Task to carry out
Render every entry verbatim.

··· Records shown

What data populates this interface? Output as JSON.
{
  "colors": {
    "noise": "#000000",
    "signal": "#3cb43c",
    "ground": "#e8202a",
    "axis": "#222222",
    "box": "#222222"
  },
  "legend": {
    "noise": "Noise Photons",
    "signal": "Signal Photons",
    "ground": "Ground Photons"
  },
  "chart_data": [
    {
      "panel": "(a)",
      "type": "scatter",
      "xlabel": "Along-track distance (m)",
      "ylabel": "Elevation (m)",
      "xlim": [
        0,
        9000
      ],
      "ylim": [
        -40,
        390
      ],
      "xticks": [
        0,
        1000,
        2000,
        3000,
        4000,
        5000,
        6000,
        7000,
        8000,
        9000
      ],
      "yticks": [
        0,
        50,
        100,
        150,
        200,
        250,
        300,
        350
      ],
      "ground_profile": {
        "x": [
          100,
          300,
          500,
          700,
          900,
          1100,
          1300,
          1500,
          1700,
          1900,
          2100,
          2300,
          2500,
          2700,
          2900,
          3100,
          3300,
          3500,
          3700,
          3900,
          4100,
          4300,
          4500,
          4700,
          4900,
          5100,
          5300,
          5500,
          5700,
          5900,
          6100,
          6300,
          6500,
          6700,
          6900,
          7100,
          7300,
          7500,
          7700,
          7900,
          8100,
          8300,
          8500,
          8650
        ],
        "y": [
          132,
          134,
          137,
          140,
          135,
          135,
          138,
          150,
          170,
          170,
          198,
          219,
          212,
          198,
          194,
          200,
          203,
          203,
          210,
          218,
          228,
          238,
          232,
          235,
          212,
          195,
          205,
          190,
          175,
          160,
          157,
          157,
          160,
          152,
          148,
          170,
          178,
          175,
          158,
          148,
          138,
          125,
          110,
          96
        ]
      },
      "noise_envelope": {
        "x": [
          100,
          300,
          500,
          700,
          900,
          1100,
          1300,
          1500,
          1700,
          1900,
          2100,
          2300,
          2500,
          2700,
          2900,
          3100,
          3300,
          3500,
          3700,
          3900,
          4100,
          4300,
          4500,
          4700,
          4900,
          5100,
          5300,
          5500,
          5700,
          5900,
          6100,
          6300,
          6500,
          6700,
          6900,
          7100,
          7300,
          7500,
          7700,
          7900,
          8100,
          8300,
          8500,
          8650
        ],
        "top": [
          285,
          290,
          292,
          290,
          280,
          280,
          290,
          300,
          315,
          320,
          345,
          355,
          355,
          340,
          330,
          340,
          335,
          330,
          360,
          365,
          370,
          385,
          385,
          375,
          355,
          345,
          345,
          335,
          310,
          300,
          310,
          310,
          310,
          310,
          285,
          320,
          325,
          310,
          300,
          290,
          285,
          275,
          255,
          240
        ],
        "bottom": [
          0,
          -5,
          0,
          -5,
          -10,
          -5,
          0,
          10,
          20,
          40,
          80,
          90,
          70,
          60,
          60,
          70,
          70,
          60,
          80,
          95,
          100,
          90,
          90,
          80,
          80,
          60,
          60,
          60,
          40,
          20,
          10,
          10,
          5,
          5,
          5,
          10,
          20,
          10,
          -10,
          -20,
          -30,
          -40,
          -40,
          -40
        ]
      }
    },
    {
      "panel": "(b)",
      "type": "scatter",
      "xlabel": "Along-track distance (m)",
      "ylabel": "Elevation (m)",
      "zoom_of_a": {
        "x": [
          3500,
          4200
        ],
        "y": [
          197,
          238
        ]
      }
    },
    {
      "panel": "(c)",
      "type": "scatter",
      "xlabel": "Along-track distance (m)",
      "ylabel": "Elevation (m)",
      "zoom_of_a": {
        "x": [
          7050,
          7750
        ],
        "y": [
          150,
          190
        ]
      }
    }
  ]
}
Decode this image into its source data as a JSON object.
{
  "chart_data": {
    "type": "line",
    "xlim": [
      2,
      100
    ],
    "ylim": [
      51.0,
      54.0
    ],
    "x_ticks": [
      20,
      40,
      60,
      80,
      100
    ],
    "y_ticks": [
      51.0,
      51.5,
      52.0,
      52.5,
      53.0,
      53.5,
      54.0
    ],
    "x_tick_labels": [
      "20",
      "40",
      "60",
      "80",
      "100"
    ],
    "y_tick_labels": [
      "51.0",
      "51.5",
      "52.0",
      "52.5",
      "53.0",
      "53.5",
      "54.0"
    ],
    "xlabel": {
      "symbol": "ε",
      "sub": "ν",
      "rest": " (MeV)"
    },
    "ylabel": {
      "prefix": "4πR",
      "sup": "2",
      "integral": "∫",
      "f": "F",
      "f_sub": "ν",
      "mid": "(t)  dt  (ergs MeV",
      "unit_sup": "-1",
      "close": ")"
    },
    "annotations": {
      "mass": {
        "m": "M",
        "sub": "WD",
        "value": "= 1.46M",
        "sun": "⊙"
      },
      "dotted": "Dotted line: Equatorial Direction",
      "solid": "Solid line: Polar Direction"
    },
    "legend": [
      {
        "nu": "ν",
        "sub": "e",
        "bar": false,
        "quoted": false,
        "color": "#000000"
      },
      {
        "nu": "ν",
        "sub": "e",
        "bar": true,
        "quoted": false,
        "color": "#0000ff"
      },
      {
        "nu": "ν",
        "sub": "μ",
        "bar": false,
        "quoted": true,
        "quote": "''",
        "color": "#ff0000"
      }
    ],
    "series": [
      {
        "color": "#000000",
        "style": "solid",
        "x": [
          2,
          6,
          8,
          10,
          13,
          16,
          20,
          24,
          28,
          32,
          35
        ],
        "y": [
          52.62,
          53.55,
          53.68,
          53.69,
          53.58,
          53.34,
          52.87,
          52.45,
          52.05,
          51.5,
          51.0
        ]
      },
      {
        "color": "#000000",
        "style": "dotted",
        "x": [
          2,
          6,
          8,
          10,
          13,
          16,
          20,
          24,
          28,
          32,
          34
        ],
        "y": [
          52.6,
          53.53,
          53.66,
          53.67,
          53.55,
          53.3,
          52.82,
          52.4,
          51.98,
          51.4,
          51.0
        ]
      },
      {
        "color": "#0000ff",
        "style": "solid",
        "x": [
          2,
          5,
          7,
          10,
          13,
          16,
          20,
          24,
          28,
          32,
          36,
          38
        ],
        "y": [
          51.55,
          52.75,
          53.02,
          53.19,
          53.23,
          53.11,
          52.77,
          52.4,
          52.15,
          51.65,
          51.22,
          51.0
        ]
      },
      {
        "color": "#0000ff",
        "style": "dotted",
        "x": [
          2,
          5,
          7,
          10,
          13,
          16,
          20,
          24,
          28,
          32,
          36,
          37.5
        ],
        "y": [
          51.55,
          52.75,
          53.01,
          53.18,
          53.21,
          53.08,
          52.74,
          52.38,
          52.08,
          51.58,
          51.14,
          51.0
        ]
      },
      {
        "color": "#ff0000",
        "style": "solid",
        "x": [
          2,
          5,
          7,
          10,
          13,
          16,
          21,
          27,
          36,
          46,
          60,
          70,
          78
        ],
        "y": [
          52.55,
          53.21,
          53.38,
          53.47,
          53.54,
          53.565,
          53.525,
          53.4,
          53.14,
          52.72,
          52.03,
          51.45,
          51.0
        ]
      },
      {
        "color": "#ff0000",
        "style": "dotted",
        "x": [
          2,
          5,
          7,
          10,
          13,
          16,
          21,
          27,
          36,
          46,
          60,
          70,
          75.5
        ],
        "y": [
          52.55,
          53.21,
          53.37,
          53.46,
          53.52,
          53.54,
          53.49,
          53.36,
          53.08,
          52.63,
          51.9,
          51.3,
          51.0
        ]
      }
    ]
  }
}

······

Result of the exercise
What data populates this interface? Output as JSON.
{
  "colors": {
    "noise": "#000000",
    "signal": "#3cb43c",
    "ground": "#e8202a",
    "axis": "#222222",
    "box": "#222222"
  },
  "legend": {
    "noise": "Noise Photons",
    "signal": "Signal Photons",
    "ground": "Ground Photons"
  },
  "chart_data": [
    {
      "panel": "(a)",
      "type": "scatter",
      "xlabel": "Along-track distance (m)",
      "ylabel": "Elevation (m)",
      "xlim": [
        0,
        9000
      ],
      "ylim": [
        -40,
        390
      ],
      "xticks": [
        0,
        1000,
        2000,
        3000,
        4000,
        5000,
        6000,
        7000,
        8000,
        9000
      ],
      "yticks": [
        0,
        50,
        100,
        150,
        200,
        250,
        300,
        350
      ],
      "ground_profile": {
        "x": [
          100,
          300,
          500,
          700,
          900,
          1100,
          1300,
          1500,
          1700,
          1900,
          2100,
          2300,
          2500,
          2700,
          2900,
          3100,
          3300,
          3500,
          3700,
          3900,
          4100,
          4300,
          4500,
          4700,
          4900,
          5100,
          5300,
          5500,
          5700,
          5900,
          6100,
          6300,
          6500,
          6700,
          6900,
          7100,
          7300,
          7500,
          7700,
          7900,
          8100,
          8300,
          8500,
          8650
        ],
        "y": [
          132,
          134,
          137,
          140,
          135,
          135,
          138,
          150,
          170,
          170,
          198,
          219,
          212,
          198,
          194,
          200,
          203,
          203,
          210,
          218,
          228,
          238,
          232,
          235,
          212,
          195,
          205,
          190,
          175,
          160,
          157,
          157,
          160,
          152,
          148,
          170,
          178,
          175,
          158,
          148,
          138,
          125,
          110,
          96
        ]
      },
      "noise_envelope": {
        "x": [
          100,
          300,
          500,
          700,
          900,
          1100,
          1300,
          1500,
          1700,
          1900,
          2100,
          2300,
          2500,
          2700,
          2900,
          3100,
          3300,
          3500,
          3700,
          3900,
          4100,
          4300,
          4500,
          4700,
          4900,
          5100,
          5300,
          5500,
          5700,
          5900,
          6100,
          6300,
          6500,
          6700,
          6900,
          7100,
          7300,
          7500,
          7700,
          7900,
          8100,
          8300,
          8500,
          8650
        ],
        "top": [
          285,
          290,
          292,
          290,
          280,
          280,
          290,
          300,
          315,
          320,
          345,
          355,
          355,
          340,
          330,
          340,
          335,
          330,
          360,
          365,
          370,
          385,
          385,
          375,
          355,
          345,
          345,
          335,
          310,
          300,
          310,
          310,
          310,
          310,
          285,
          320,
          325,
          310,
          300,
          290,
          285,
          275,
          255,
          240
        ],
        "bottom": [
          0,
          -5,
          0,
          -5,
          -10,
          -5,
          0,
          10,
          20,
          40,
          80,
          90,
          70,
          60,
          60,
          70,
          70,
          60,
          80,
          95,
          100,
          90,
          90,
          80,
          80,
          60,
          60,
          60,
          40,
          20,
          10,
          10,
          5,
          5,
          5,
          10,
          20,
          10,
          -10,
          -20,
          -30,
          -40,
          -40,
          -40
        ]
      }
    },
    {
      "panel": "(b)",
      "type": "scatter",
      "xlabel": "Along-track distance (m)",
      "ylabel": "Elevation (m)",
      "zoom_of_a": {
        "x": [
          3500,
          4200
        ],
        "y": [
          197,
          238
        ]
      }
    },
    {
      "panel": "(c)",
      "type": "scatter",
      "xlabel": "Along-track distance (m)",
      "ylabel": "Elevation (m)",
      "zoom_of_a": {
        "x": [
          7050,
          7750
        ],
        "y": [
          150,
          190
        ]
      }
    }
  ]
}
Decode this image into its source data as a JSON object.
{
  "chart_data": {
    "type": "line",
    "xlim": [
      2,
      100
    ],
    "ylim": [
      51.0,
      54.0
    ],
    "x_ticks": [
      20,
      40,
      60,
      80,
      100
    ],
    "y_ticks": [
      51.0,
      51.5,
      52.0,
      52.5,
      53.0,
      53.5,
      54.0
    ],
    "x_tick_labels": [
      "20",
      "40",
      "60",
      "80",
      "100"
    ],
    "y_tick_labels": [
      "51.0",
      "51.5",
      "52.0",
      "52.5",
      "53.0",
      "53.5",
      "54.0"
    ],
    "xlabel": {
      "symbol": "ε",
      "sub": "ν",
      "rest": " (MeV)"
    },
    "ylabel": {
      "prefix": "4πR",
      "sup": "2",
      "integral": "∫",
      "f": "F",
      "f_sub": "ν",
      "mid": "(t)  dt  (ergs MeV",
      "unit_sup": "-1",
      "close": ")"
    },
    "annotations": {
      "mass": {
        "m": "M",
        "sub": "WD",
        "value": "= 1.46M",
        "sun": "⊙"
      },
      "dotted": "Dotted line: Equatorial Direction",
      "solid": "Solid line: Polar Direction"
    },
    "legend": [
      {
        "nu": "ν",
        "sub": "e",
        "bar": false,
        "quoted": false,
        "color": "#000000"
      },
      {
        "nu": "ν",
        "sub": "e",
        "bar": true,
        "quoted": false,
        "color": "#0000ff"
      },
      {
        "nu": "ν",
        "sub": "μ",
        "bar": false,
        "quoted": true,
        "quote": "''",
        "color": "#ff0000"
      }
    ],
    "series": [
      {
        "color": "#000000",
        "style": "solid",
        "x": [
          2,
          6,
          8,
          10,
          13,
          16,
          20,
          24,
          28,
          32,
          35
        ],
        "y": [
          52.62,
          53.55,
          53.68,
          53.69,
          53.58,
          53.34,
          52.87,
          52.45,
          52.05,
          51.5,
          51.0
        ]
      },
      {
        "color": "#000000",
        "style": "dotted",
        "x": [
          2,
          6,
          8,
          10,
          13,
          16,
          20,
          24,
          28,
          32,
          34
        ],
        "y": [
          52.6,
          53.53,
          53.66,
          53.67,
          53.55,
          53.3,
          52.82,
          52.4,
          51.98,
          51.4,
          51.0
        ]
      },
      {
        "color": "#0000ff",
        "style": "solid",
        "x": [
          2,
          5,
          7,
          10,
          13,
          16,
          20,
          24,
          28,
          32,
          36,
          38
        ],
        "y": [
          51.55,
          52.75,
          53.02,
          53.19,
          53.23,
          53.11,
          52.77,
          52.4,
          52.15,
          51.65,
          51.22,
          51.0
        ]
      },
      {
        "color": "#0000ff",
        "style": "dotted",
        "x": [
          2,
          5,
          7,
          10,
          13,
          16,
          20,
          24,
          28,
          32,
          36,
          37.5
        ],
        "y": [
          51.55,
          52.75,
          53.01,
          53.18,
          53.21,
          53.08,
          52.74,
          52.38,
          52.08,
          51.58,
          51.14,
          51.0
        ]
      },
      {
        "color": "#ff0000",
        "style": "solid",
        "x": [
          2,
          5,
          7,
          10,
          13,
          16,
          21,
          27,
          36,
          46,
          60,
          70,
          78
        ],
        "y": [
          52.55,
          53.21,
          53.38,
          53.47,
          53.54,
          53.565,
          53.525,
          53.4,
          53.14,
          52.72,
          52.03,
          51.45,
          51.0
        ]
      },
      {
        "color": "#ff0000",
        "style": "dotted",
        "x": [
          2,
          5,
          7,
          10,
          13,
          16,
          21,
          27,
          36,
          46,
          60,
          70,
          75.5
        ],
        "y": [
          52.55,
          53.21,
          53.37,
          53.46,
          53.52,
          53.54,
          53.49,
          53.36,
          53.08,
          52.63,
          51.9,
          51.3,
          51.0
        ]
      }
    ]
  }
}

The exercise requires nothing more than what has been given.